Task to carry out :: Write out all of the lines below, character for character.

(Source data)
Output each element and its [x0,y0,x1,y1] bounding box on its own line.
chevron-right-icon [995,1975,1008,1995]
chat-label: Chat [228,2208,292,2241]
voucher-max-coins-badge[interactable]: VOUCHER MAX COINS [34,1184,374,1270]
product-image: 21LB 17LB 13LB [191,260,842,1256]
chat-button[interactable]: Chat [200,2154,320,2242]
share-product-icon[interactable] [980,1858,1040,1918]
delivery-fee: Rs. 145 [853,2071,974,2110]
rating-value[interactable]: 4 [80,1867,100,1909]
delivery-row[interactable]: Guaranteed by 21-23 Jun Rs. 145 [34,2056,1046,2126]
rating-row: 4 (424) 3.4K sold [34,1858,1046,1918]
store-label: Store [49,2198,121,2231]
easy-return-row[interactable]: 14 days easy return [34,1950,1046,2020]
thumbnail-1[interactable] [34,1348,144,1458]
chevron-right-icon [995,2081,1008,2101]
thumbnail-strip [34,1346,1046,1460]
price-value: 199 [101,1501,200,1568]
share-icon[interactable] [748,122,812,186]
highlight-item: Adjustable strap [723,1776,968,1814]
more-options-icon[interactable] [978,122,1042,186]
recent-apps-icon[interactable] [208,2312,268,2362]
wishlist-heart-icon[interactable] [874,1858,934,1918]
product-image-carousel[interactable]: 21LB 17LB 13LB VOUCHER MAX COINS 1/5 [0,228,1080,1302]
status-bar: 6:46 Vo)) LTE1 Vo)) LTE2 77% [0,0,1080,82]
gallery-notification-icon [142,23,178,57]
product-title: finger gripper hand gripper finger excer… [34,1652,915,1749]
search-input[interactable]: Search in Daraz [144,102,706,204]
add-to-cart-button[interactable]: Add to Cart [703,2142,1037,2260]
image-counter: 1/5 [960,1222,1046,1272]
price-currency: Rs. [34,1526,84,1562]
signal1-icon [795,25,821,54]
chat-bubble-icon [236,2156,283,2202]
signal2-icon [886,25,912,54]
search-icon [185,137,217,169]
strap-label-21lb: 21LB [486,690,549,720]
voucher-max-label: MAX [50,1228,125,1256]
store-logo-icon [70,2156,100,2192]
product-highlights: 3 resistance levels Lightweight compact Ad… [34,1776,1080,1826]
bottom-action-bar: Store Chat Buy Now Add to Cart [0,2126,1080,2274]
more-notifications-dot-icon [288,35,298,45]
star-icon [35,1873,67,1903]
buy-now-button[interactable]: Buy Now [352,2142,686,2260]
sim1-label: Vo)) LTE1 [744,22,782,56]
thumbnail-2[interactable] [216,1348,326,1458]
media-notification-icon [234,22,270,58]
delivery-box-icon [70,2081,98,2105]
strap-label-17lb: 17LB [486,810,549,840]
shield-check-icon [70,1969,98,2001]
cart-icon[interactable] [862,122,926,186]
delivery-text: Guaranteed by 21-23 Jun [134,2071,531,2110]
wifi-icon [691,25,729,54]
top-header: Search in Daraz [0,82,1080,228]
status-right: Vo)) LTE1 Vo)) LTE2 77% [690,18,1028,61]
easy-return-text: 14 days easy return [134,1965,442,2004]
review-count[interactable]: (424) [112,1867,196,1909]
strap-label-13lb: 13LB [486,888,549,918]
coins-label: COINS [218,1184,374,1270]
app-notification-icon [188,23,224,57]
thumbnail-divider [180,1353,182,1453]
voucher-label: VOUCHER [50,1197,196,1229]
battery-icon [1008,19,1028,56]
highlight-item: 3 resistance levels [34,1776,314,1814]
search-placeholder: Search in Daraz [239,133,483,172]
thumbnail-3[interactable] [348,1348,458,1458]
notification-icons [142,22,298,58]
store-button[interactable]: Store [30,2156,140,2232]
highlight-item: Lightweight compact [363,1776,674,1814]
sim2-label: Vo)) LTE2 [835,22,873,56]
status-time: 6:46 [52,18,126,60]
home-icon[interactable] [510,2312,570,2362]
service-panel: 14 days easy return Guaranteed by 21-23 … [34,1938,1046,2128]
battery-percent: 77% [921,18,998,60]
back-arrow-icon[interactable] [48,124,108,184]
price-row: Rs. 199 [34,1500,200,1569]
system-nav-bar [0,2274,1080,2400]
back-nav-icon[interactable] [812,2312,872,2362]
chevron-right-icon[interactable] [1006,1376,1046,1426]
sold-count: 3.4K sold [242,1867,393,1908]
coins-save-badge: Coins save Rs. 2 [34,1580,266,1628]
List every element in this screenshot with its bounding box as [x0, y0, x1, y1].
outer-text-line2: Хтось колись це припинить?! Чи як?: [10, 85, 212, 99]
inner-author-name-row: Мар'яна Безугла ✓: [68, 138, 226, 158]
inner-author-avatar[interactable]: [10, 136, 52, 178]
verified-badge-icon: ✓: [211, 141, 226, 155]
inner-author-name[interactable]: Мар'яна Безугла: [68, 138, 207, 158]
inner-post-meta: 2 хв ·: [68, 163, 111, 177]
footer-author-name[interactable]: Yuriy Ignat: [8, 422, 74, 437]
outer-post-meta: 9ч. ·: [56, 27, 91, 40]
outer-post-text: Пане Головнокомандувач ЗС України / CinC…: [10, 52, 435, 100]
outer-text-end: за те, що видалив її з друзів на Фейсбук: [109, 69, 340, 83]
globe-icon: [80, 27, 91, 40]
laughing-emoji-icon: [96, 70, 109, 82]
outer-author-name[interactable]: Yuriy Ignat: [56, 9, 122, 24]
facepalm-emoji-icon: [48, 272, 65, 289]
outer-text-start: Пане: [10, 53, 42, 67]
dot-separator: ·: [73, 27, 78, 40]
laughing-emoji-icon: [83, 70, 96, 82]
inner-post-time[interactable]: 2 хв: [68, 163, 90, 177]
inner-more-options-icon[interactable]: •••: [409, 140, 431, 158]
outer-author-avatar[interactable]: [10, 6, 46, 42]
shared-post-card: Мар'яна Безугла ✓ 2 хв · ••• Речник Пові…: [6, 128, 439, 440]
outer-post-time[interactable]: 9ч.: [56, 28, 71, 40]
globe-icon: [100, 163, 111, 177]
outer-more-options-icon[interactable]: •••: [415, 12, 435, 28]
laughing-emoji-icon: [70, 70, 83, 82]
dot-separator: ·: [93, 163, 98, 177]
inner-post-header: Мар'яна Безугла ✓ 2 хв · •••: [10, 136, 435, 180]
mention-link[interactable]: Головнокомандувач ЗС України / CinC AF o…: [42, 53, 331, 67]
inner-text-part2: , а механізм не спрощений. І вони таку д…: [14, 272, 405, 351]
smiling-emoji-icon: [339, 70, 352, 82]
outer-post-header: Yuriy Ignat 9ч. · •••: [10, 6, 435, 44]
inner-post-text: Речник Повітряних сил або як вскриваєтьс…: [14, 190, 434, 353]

Answer to this task ::
Output each element and its [x0,y0,x1,y1] bounding box on its own line.
chevron-right-icon [995,1975,1008,1995]
chat-label: Chat [228,2208,292,2241]
voucher-max-coins-badge[interactable]: VOUCHER MAX COINS [34,1184,374,1270]
product-image: 21LB 17LB 13LB [191,260,842,1256]
chat-button[interactable]: Chat [200,2154,320,2242]
share-product-icon[interactable] [980,1858,1040,1918]
delivery-fee: Rs. 145 [853,2071,974,2110]
rating-value[interactable]: 4 [80,1867,100,1909]
delivery-row[interactable]: Guaranteed by 21-23 Jun Rs. 145 [34,2056,1046,2126]
rating-row: 4 (424) 3.4K sold [34,1858,1046,1918]
store-label: Store [49,2198,121,2231]
easy-return-row[interactable]: 14 days easy return [34,1950,1046,2020]
thumbnail-1[interactable] [34,1348,144,1458]
chevron-right-icon [995,2081,1008,2101]
thumbnail-strip [34,1346,1046,1460]
price-value: 199 [101,1501,200,1568]
share-icon[interactable] [748,122,812,186]
highlight-item: Adjustable strap [723,1776,968,1814]
more-options-icon[interactable] [978,122,1042,186]
recent-apps-icon[interactable] [208,2312,268,2362]
wishlist-heart-icon[interactable] [874,1858,934,1918]
product-image-carousel[interactable]: 21LB 17LB 13LB VOUCHER MAX COINS 1/5 [0,228,1080,1302]
status-bar: 6:46 Vo)) LTE1 Vo)) LTE2 77% [0,0,1080,82]
gallery-notification-icon [142,23,178,57]
product-title: finger gripper hand gripper finger excer… [34,1652,915,1749]
search-input[interactable]: Search in Daraz [144,102,706,204]
add-to-cart-button[interactable]: Add to Cart [703,2142,1037,2260]
image-counter: 1/5 [960,1222,1046,1272]
price-currency: Rs. [34,1526,84,1562]
signal1-icon [795,25,821,54]
chat-bubble-icon [236,2156,283,2202]
signal2-icon [886,25,912,54]
search-icon [185,137,217,169]
strap-label-21lb: 21LB [486,690,549,720]
voucher-max-label: MAX [50,1228,125,1256]
store-logo-icon [70,2156,100,2192]
product-highlights: 3 resistance levels Lightweight compact Ad… [34,1776,1080,1826]
bottom-action-bar: Store Chat Buy Now Add to Cart [0,2126,1080,2274]
more-notifications-dot-icon [288,35,298,45]
star-icon [35,1873,67,1903]
buy-now-button[interactable]: Buy Now [352,2142,686,2260]
sim1-label: Vo)) LTE1 [744,22,782,56]
thumbnail-2[interactable] [216,1348,326,1458]
media-notification-icon [234,22,270,58]
delivery-box-icon [70,2081,98,2105]
strap-label-17lb: 17LB [486,810,549,840]
shield-check-icon [70,1969,98,2001]
cart-icon[interactable] [862,122,926,186]
delivery-text: Guaranteed by 21-23 Jun [134,2071,531,2110]
wifi-icon [691,25,729,54]
top-header: Search in Daraz [0,82,1080,228]
status-right: Vo)) LTE1 Vo)) LTE2 77% [690,18,1028,61]
easy-return-text: 14 days easy return [134,1965,442,2004]
review-count[interactable]: (424) [112,1867,196,1909]
strap-label-13lb: 13LB [486,888,549,918]
coins-label: COINS [218,1184,374,1270]
app-notification-icon [188,23,224,57]
thumbnail-divider [180,1353,182,1453]
voucher-label: VOUCHER [50,1197,196,1229]
battery-icon [1008,19,1028,56]
highlight-item: 3 resistance levels [34,1776,314,1814]
search-placeholder: Search in Daraz [239,133,483,172]
thumbnail-3[interactable] [348,1348,458,1458]
notification-icons [142,22,298,58]
store-button[interactable]: Store [30,2156,140,2232]
highlight-item: Lightweight compact [363,1776,674,1814]
sim2-label: Vo)) LTE2 [835,22,873,56]
status-time: 6:46 [52,18,126,60]
home-icon[interactable] [510,2312,570,2362]
service-panel: 14 days easy return Guaranteed by 21-23 … [34,1938,1046,2128]
battery-percent: 77% [921,18,998,60]
back-arrow-icon[interactable] [48,124,108,184]
price-row: Rs. 199 [34,1500,200,1569]
system-nav-bar [0,2274,1080,2400]
back-nav-icon[interactable] [812,2312,872,2362]
chevron-right-icon[interactable] [1006,1376,1046,1426]
sold-count: 3.4K sold [242,1867,393,1908]
coins-save-badge: Coins save Rs. 2 [34,1580,266,1628]
List every element in this screenshot with its bounding box as [x0, y0, x1, y1].
outer-text-line2: Хтось колись це припинить?! Чи як?: [10, 85, 212, 99]
inner-author-name-row: Мар'яна Безугла ✓: [68, 138, 226, 158]
inner-author-avatar[interactable]: [10, 136, 52, 178]
verified-badge-icon: ✓: [211, 141, 226, 155]
inner-author-name[interactable]: Мар'яна Безугла: [68, 138, 207, 158]
inner-post-meta: 2 хв ·: [68, 163, 111, 177]
footer-author-name[interactable]: Yuriy Ignat: [8, 422, 74, 437]
outer-post-meta: 9ч. ·: [56, 27, 91, 40]
outer-post-text: Пане Головнокомандувач ЗС України / CinC…: [10, 52, 435, 100]
outer-text-end: за те, що видалив її з друзів на Фейсбук: [109, 69, 340, 83]
globe-icon: [80, 27, 91, 40]
laughing-emoji-icon: [96, 70, 109, 82]
outer-author-name[interactable]: Yuriy Ignat: [56, 9, 122, 24]
facepalm-emoji-icon: [48, 272, 65, 289]
outer-text-start: Пане: [10, 53, 42, 67]
dot-separator: ·: [73, 27, 78, 40]
laughing-emoji-icon: [83, 70, 96, 82]
inner-post-time[interactable]: 2 хв: [68, 163, 90, 177]
inner-more-options-icon[interactable]: •••: [409, 140, 431, 158]
outer-author-avatar[interactable]: [10, 6, 46, 42]
shared-post-card: Мар'яна Безугла ✓ 2 хв · ••• Речник Пові…: [6, 128, 439, 440]
outer-post-time[interactable]: 9ч.: [56, 28, 71, 40]
globe-icon: [100, 163, 111, 177]
outer-more-options-icon[interactable]: •••: [415, 12, 435, 28]
laughing-emoji-icon: [70, 70, 83, 82]
dot-separator: ·: [93, 163, 98, 177]
inner-post-header: Мар'яна Безугла ✓ 2 хв · •••: [10, 136, 435, 180]
mention-link[interactable]: Головнокомандувач ЗС України / CinC AF o…: [42, 53, 331, 67]
inner-text-part2: , а механізм не спрощений. І вони таку д…: [14, 272, 405, 351]
smiling-emoji-icon: [339, 70, 352, 82]
outer-post-header: Yuriy Ignat 9ч. · •••: [10, 6, 435, 44]
inner-post-text: Речник Повітряних сил або як вскриваєтьс…: [14, 190, 434, 353]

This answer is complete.